▶ _Set problem_
Each line of the material below should be reproduced exactly.

▶ _Data shown_
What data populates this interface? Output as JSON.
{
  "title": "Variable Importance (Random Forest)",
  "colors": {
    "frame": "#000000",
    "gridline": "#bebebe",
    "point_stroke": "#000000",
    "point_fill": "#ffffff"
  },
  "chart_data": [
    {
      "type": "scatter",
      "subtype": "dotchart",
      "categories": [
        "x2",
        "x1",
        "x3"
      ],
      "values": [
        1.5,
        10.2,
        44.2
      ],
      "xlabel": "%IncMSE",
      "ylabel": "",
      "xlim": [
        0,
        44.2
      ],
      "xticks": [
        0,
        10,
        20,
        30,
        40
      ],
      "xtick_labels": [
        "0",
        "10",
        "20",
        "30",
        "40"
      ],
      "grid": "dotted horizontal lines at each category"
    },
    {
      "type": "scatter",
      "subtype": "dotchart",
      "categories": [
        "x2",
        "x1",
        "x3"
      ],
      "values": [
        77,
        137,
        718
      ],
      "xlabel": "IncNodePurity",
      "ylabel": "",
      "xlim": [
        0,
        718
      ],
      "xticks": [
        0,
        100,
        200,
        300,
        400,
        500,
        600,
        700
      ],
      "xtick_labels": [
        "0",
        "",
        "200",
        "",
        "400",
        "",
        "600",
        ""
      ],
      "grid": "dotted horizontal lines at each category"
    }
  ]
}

▶ _Solution to this task_
What data populates this interface? Output as JSON.
{
  "title": "Variable Importance (Random Forest)",
  "colors": {
    "frame": "#000000",
    "gridline": "#bebebe",
    "point_stroke": "#000000",
    "point_fill": "#ffffff"
  },
  "chart_data": [
    {
      "type": "scatter",
      "subtype": "dotchart",
      "categories": [
        "x2",
        "x1",
        "x3"
      ],
      "values": [
        1.5,
        10.2,
        44.2
      ],
      "xlabel": "%IncMSE",
      "ylabel": "",
      "xlim": [
        0,
        44.2
      ],
      "xticks": [
        0,
        10,
        20,
        30,
        40
      ],
      "xtick_labels": [
        "0",
        "10",
        "20",
        "30",
        "40"
      ],
      "grid": "dotted horizontal lines at each category"
    },
    {
      "type": "scatter",
      "subtype": "dotchart",
      "categories": [
        "x2",
        "x1",
        "x3"
      ],
      "values": [
        77,
        137,
        718
      ],
      "xlabel": "IncNodePurity",
      "ylabel": "",
      "xlim": [
        0,
        718
      ],
      "xticks": [
        0,
        100,
        200,
        300,
        400,
        500,
        600,
        700
      ],
      "xtick_labels": [
        "0",
        "",
        "200",
        "",
        "400",
        "",
        "600",
        ""
      ],
      "grid": "dotted horizontal lines at each category"
    }
  ]
}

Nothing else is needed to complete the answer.